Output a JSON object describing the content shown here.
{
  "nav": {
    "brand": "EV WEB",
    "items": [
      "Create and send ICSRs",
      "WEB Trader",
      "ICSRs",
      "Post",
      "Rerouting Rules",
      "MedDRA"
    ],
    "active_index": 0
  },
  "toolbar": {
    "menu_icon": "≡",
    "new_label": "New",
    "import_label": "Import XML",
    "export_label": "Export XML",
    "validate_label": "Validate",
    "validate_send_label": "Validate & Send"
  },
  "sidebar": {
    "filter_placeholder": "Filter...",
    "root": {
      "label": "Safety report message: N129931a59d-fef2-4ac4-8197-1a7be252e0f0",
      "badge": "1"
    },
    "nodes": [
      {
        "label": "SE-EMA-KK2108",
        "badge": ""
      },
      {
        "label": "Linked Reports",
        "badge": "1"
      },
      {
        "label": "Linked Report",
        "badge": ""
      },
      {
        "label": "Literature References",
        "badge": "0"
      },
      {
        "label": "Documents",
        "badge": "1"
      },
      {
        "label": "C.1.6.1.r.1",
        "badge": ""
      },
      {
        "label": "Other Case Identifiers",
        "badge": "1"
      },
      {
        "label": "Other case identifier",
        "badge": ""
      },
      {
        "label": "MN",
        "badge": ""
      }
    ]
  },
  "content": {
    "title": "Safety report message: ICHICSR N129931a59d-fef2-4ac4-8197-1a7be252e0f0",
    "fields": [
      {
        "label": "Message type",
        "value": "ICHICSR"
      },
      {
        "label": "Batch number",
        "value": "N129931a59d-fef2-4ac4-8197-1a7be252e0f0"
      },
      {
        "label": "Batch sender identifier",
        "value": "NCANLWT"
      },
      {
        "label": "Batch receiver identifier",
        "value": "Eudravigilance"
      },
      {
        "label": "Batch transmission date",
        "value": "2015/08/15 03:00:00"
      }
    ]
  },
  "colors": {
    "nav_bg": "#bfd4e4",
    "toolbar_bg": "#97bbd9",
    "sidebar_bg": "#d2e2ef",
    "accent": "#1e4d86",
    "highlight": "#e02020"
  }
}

---

GOAL: From the listing above, pick out each line where the word "content" appears.

FINAL RESULT:
Output a JSON object describing the content shown here.
  "content": {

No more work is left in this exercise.